## [EXERCISE INPUTS]
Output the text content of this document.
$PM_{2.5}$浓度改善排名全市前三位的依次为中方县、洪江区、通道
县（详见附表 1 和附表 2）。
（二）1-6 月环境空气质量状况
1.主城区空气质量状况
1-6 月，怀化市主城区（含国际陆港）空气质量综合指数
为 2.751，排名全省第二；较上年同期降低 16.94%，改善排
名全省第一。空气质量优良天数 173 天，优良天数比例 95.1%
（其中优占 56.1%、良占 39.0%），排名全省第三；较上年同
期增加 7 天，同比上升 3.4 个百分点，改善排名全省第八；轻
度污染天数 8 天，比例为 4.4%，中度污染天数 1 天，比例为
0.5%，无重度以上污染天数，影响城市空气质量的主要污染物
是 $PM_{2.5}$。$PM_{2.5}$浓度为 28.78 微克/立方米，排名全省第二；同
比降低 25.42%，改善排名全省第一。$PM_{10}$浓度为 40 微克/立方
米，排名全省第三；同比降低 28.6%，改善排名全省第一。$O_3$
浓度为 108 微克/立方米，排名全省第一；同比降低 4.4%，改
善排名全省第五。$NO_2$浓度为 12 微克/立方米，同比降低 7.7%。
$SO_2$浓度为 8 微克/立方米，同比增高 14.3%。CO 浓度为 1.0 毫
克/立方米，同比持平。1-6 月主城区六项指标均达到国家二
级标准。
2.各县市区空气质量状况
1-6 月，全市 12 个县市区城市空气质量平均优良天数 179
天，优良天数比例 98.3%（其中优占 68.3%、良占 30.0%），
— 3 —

---

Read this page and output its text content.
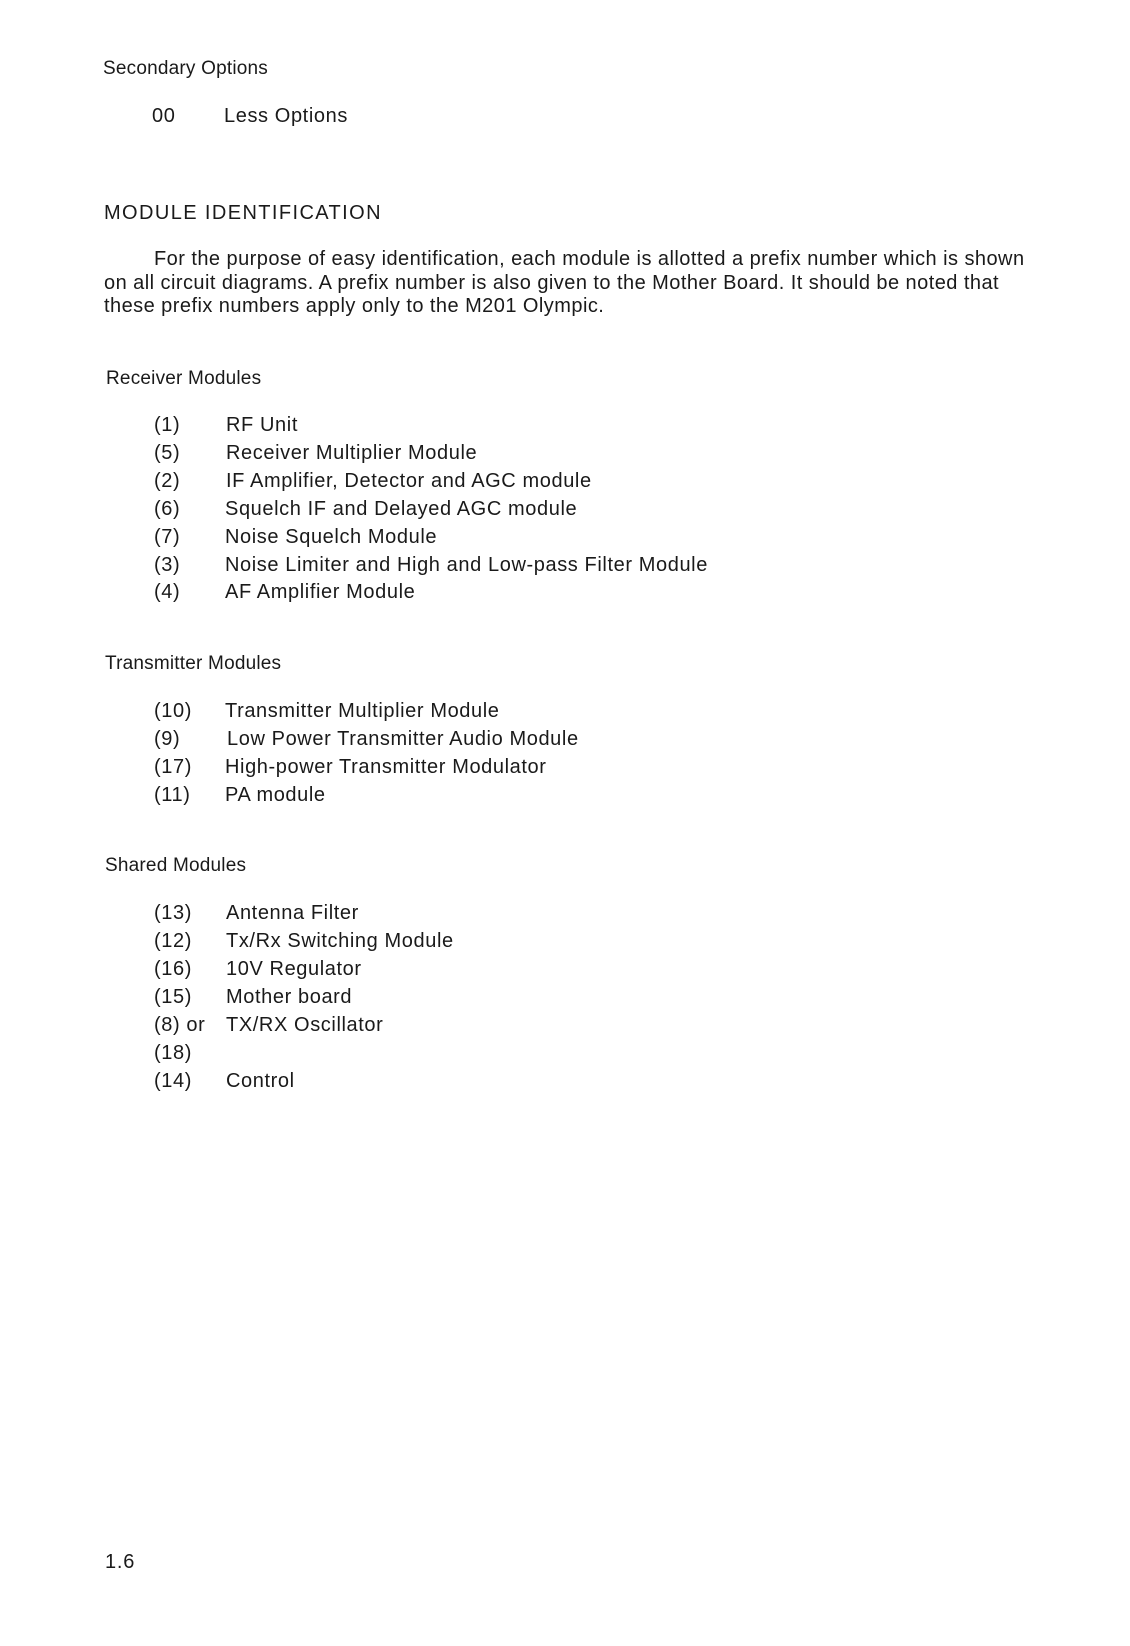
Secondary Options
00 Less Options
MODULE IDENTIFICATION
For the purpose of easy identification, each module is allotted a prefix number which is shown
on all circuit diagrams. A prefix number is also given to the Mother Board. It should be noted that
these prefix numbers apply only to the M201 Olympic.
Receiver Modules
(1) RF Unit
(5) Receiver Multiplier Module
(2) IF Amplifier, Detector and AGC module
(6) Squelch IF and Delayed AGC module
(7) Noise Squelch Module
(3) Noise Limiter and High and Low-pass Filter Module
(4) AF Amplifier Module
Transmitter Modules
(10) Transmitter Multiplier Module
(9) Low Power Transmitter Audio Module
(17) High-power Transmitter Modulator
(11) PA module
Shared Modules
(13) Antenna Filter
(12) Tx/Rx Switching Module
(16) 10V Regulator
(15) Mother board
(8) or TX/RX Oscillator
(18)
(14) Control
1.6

...

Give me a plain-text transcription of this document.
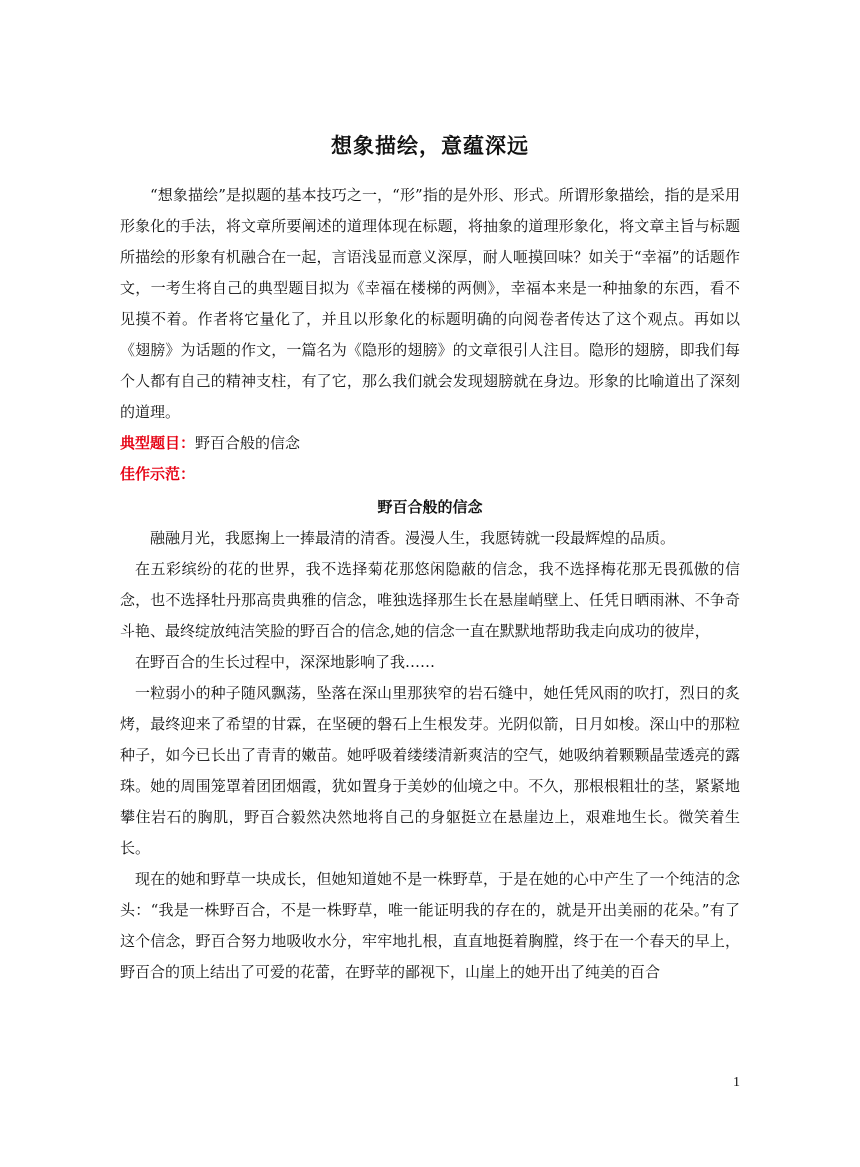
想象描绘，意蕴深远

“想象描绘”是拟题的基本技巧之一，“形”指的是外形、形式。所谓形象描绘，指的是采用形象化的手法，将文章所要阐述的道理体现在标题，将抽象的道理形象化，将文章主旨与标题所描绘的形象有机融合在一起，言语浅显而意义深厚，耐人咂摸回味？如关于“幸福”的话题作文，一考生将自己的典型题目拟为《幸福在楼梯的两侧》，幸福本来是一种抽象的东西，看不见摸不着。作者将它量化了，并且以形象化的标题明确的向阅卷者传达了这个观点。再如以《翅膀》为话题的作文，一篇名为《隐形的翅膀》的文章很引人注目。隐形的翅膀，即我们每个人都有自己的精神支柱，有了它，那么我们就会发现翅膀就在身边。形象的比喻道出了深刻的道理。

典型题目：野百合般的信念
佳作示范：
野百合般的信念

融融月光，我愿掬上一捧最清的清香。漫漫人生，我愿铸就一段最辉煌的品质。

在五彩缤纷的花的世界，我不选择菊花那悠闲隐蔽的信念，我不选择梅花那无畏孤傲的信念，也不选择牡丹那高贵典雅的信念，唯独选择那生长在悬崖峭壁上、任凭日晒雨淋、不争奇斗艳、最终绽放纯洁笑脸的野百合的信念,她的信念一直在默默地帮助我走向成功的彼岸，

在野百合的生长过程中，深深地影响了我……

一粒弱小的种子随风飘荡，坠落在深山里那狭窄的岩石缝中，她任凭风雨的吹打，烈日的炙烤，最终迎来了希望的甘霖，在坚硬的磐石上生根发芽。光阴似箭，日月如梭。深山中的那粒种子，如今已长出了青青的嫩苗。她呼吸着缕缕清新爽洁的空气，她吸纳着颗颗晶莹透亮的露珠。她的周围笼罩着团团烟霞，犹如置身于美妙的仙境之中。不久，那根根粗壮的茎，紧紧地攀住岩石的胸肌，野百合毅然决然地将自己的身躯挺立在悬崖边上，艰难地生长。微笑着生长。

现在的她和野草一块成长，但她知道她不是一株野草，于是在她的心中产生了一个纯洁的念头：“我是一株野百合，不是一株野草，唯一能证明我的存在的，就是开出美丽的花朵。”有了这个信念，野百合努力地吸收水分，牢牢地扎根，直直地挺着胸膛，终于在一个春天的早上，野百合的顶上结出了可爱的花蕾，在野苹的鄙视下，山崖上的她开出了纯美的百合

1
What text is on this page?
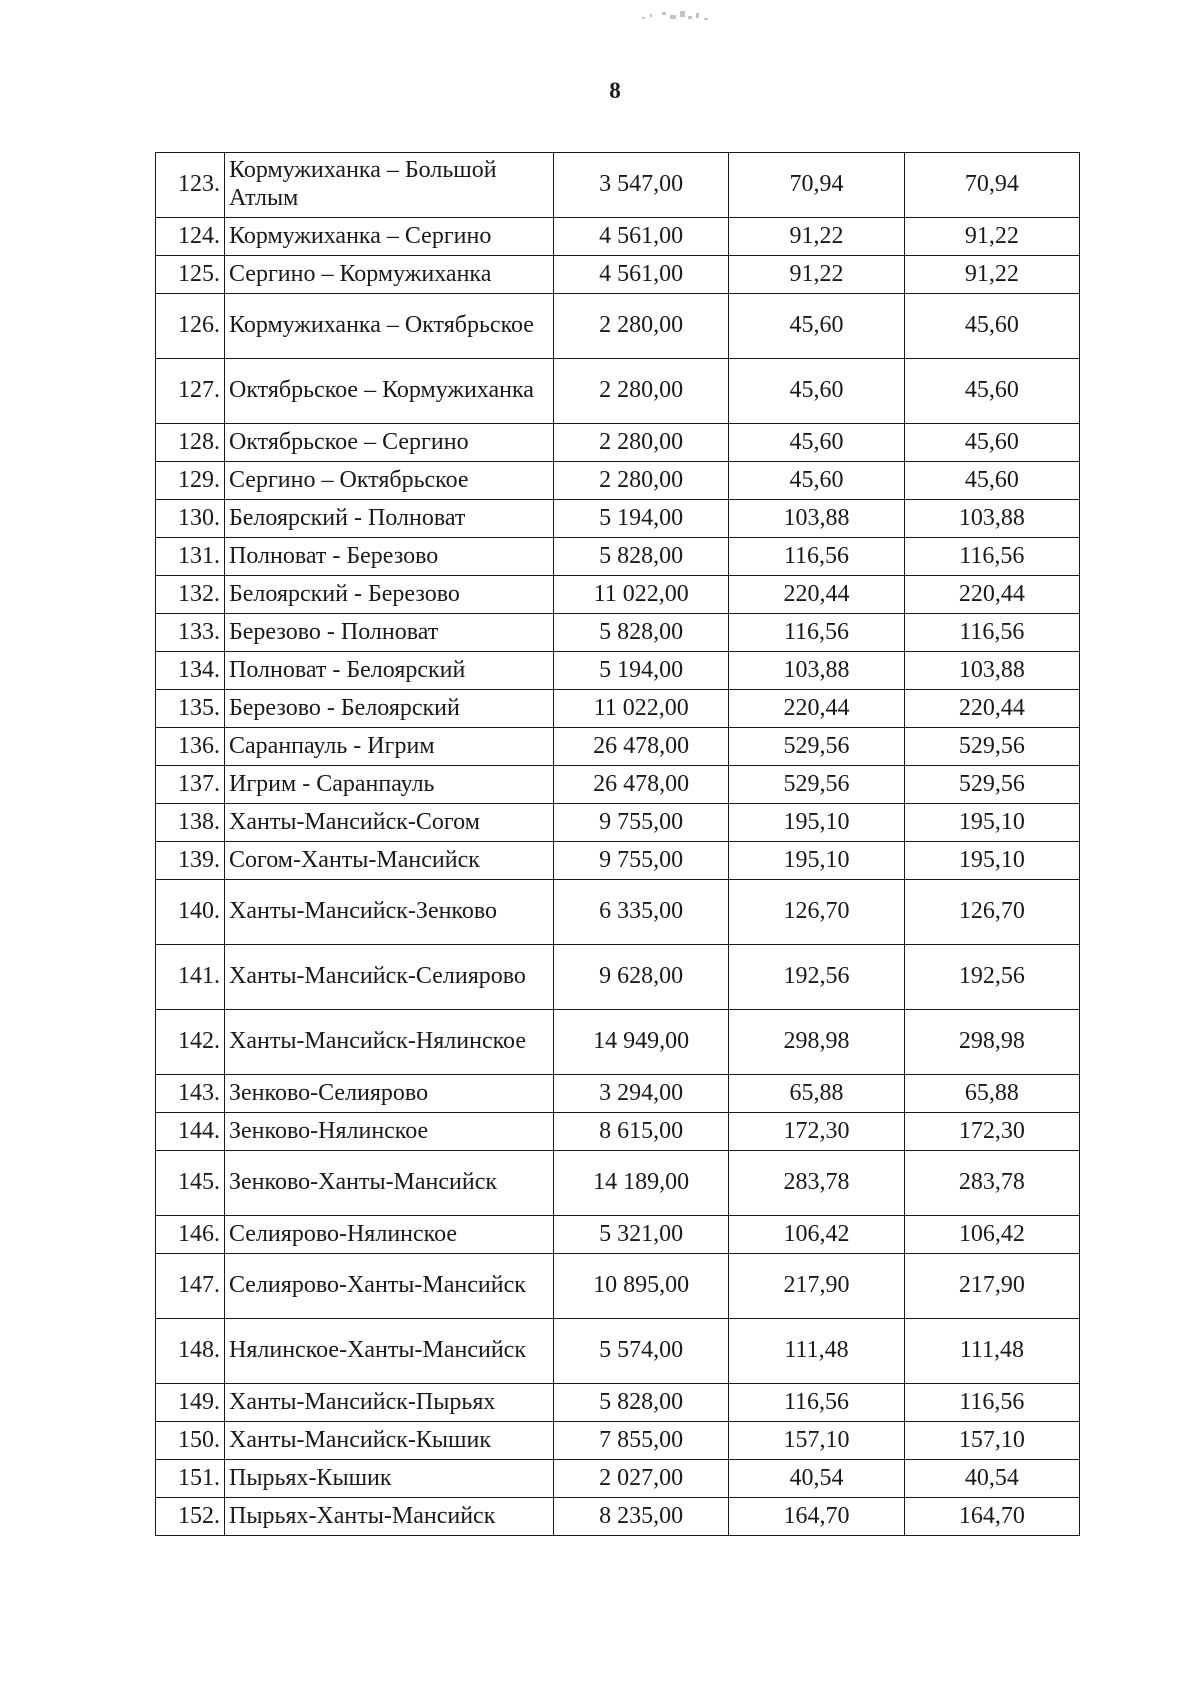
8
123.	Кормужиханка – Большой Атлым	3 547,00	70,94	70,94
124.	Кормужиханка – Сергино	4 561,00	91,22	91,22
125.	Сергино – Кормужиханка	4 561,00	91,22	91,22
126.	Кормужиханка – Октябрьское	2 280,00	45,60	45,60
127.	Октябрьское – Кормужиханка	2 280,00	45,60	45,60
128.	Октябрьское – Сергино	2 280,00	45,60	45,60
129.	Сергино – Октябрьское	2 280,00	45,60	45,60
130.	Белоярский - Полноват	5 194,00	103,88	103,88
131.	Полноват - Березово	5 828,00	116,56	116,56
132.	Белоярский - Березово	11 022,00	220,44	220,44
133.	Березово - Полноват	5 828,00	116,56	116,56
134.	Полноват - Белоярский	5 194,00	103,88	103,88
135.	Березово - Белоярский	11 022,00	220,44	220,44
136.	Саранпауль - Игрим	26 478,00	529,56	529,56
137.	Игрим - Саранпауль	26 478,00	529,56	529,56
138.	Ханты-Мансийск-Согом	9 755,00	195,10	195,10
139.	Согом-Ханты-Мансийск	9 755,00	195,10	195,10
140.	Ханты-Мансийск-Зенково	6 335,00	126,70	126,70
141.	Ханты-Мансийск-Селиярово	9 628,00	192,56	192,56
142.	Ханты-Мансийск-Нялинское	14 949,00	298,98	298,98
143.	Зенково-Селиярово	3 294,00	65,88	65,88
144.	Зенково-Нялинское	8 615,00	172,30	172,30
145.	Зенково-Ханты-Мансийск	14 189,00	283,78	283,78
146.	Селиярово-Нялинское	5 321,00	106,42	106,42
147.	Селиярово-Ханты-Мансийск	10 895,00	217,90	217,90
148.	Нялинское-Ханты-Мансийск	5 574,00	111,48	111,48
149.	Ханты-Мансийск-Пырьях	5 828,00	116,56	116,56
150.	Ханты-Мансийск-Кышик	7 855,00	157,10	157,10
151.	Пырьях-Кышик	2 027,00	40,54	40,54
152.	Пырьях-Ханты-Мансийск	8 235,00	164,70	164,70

## [WHAT YOU HAVE TO DO]
Select the lines from the entries that include the word "Сергино".

## [RESPONSE]
124.	Кормужиханка – Сергино	4 561,00	91,22	91,22
125.	Сергино – Кормужиханка	4 561,00	91,22	91,22
128.	Октябрьское – Сергино	2 280,00	45,60	45,60
129.	Сергино – Октябрьское	2 280,00	45,60	45,60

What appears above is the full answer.